_Task to carry out:_ Without the pictures, repeat the listing character for character.

_Records shown:_

## START

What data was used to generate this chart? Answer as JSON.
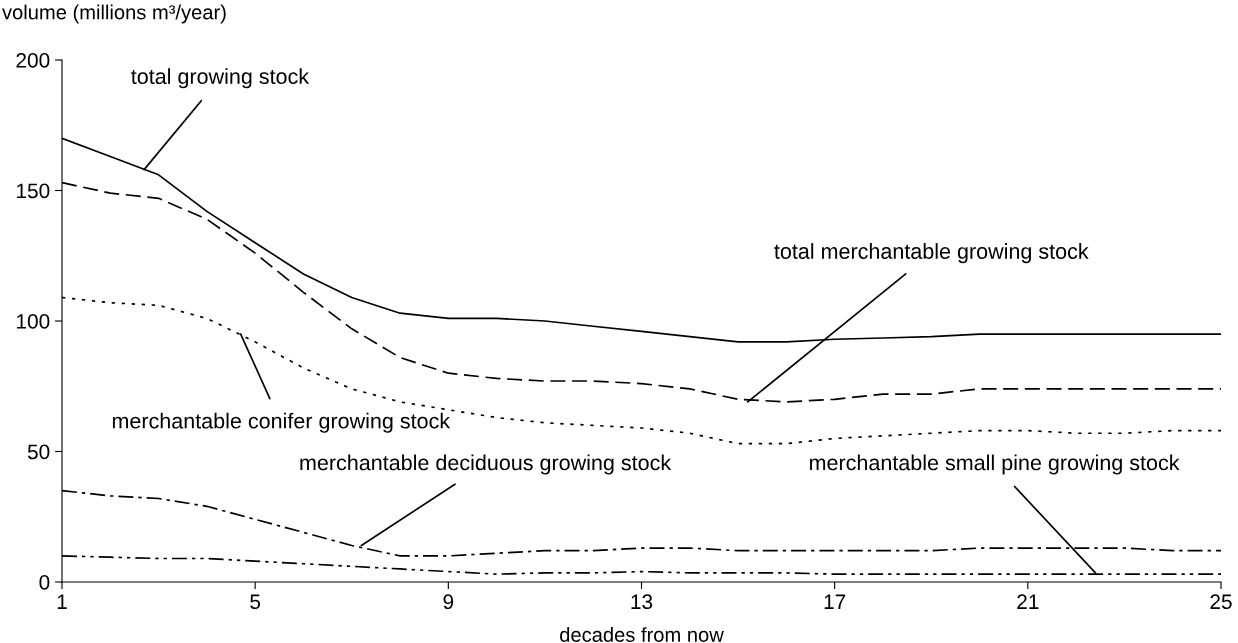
{
  "chart_data": {
    "type": "line",
    "ylabel": "volume (millions m³/year)",
    "xlabel": "decades from now",
    "x": [
      1,
      2,
      3,
      4,
      5,
      6,
      7,
      8,
      9,
      10,
      11,
      12,
      13,
      14,
      15,
      16,
      17,
      18,
      19,
      20,
      21,
      22,
      23,
      24,
      25
    ],
    "xlim": [
      1,
      25
    ],
    "xticks": [
      1,
      5,
      9,
      13,
      17,
      21,
      25
    ],
    "ylim": [
      0,
      200
    ],
    "yticks": [
      0,
      50,
      100,
      150,
      200
    ],
    "grid": false,
    "legend": false,
    "marker": "none",
    "series": [
      {
        "color": "#000000",
        "line_style": "solid",
        "values": [
          170,
          163,
          156,
          142,
          130,
          118,
          109,
          103,
          101,
          101,
          100,
          98,
          96,
          94,
          92,
          92,
          93,
          93.5,
          94,
          95,
          95,
          95,
          95,
          95,
          95
        ]
      },
      {
        "color": "#000000",
        "line_style": "dashed",
        "values": [
          153,
          149,
          147,
          139,
          126,
          111,
          97,
          86,
          80,
          78,
          77,
          77,
          76,
          74,
          70,
          69,
          70,
          72,
          72,
          74,
          74,
          74,
          74,
          74,
          74
        ]
      },
      {
        "color": "#000000",
        "line_style": "dotted",
        "values": [
          109,
          107,
          106,
          101,
          92,
          82,
          74,
          69,
          66,
          63,
          61,
          60,
          59,
          57,
          53,
          53,
          55,
          56,
          57,
          58,
          58,
          57,
          57,
          58,
          58
        ]
      },
      {
        "color": "#000000",
        "line_style": "dashdot",
        "values": [
          35,
          33,
          32,
          29,
          24,
          19,
          14,
          10,
          10,
          11,
          12,
          12,
          13,
          13,
          12,
          12,
          12,
          12,
          12,
          13,
          13,
          13,
          13,
          12,
          12
        ]
      },
      {
        "color": "#000000",
        "line_style": "dashdotdot",
        "values": [
          10,
          9.5,
          9,
          9,
          8,
          7,
          6,
          5,
          4,
          3,
          3.5,
          3.5,
          4,
          3.5,
          3.5,
          3.5,
          3,
          3,
          3,
          3,
          3,
          3,
          3,
          3,
          3
        ]
      }
    ],
    "annotations": [
      {
        "text": "total growing stock",
        "x": 2.7,
        "y": 158
      },
      {
        "text": "total merchantable growing stock",
        "x": 15.2,
        "y": 69
      },
      {
        "text": "merchantable conifer growing stock",
        "x": 4.7,
        "y": 95
      },
      {
        "text": "merchantable deciduous growing stock",
        "x": 7.2,
        "y": 14
      },
      {
        "text": "merchantable small pine growing stock",
        "x": 22.4,
        "y": 3.5
      }
    ]
  }
}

## END

_Response to the exercise:_
What data was used to generate this chart? Answer as JSON.
{
  "chart_data": {
    "type": "line",
    "ylabel": "volume (millions m³/year)",
    "xlabel": "decades from now",
    "x": [
      1,
      2,
      3,
      4,
      5,
      6,
      7,
      8,
      9,
      10,
      11,
      12,
      13,
      14,
      15,
      16,
      17,
      18,
      19,
      20,
      21,
      22,
      23,
      24,
      25
    ],
    "xlim": [
      1,
      25
    ],
    "xticks": [
      1,
      5,
      9,
      13,
      17,
      21,
      25
    ],
    "ylim": [
      0,
      200
    ],
    "yticks": [
      0,
      50,
      100,
      150,
      200
    ],
    "grid": false,
    "legend": false,
    "marker": "none",
    "series": [
      {
        "color": "#000000",
        "line_style": "solid",
        "values": [
          170,
          163,
          156,
          142,
          130,
          118,
          109,
          103,
          101,
          101,
          100,
          98,
          96,
          94,
          92,
          92,
          93,
          93.5,
          94,
          95,
          95,
          95,
          95,
          95,
          95
        ]
      },
      {
        "color": "#000000",
        "line_style": "dashed",
        "values": [
          153,
          149,
          147,
          139,
          126,
          111,
          97,
          86,
          80,
          78,
          77,
          77,
          76,
          74,
          70,
          69,
          70,
          72,
          72,
          74,
          74,
          74,
          74,
          74,
          74
        ]
      },
      {
        "color": "#000000",
        "line_style": "dotted",
        "values": [
          109,
          107,
          106,
          101,
          92,
          82,
          74,
          69,
          66,
          63,
          61,
          60,
          59,
          57,
          53,
          53,
          55,
          56,
          57,
          58,
          58,
          57,
          57,
          58,
          58
        ]
      },
      {
        "color": "#000000",
        "line_style": "dashdot",
        "values": [
          35,
          33,
          32,
          29,
          24,
          19,
          14,
          10,
          10,
          11,
          12,
          12,
          13,
          13,
          12,
          12,
          12,
          12,
          12,
          13,
          13,
          13,
          13,
          12,
          12
        ]
      },
      {
        "color": "#000000",
        "line_style": "dashdotdot",
        "values": [
          10,
          9.5,
          9,
          9,
          8,
          7,
          6,
          5,
          4,
          3,
          3.5,
          3.5,
          4,
          3.5,
          3.5,
          3.5,
          3,
          3,
          3,
          3,
          3,
          3,
          3,
          3,
          3
        ]
      }
    ],
    "annotations": [
      {
        "text": "total growing stock",
        "x": 2.7,
        "y": 158
      },
      {
        "text": "total merchantable growing stock",
        "x": 15.2,
        "y": 69
      },
      {
        "text": "merchantable conifer growing stock",
        "x": 4.7,
        "y": 95
      },
      {
        "text": "merchantable deciduous growing stock",
        "x": 7.2,
        "y": 14
      },
      {
        "text": "merchantable small pine growing stock",
        "x": 22.4,
        "y": 3.5
      }
    ]
  }
}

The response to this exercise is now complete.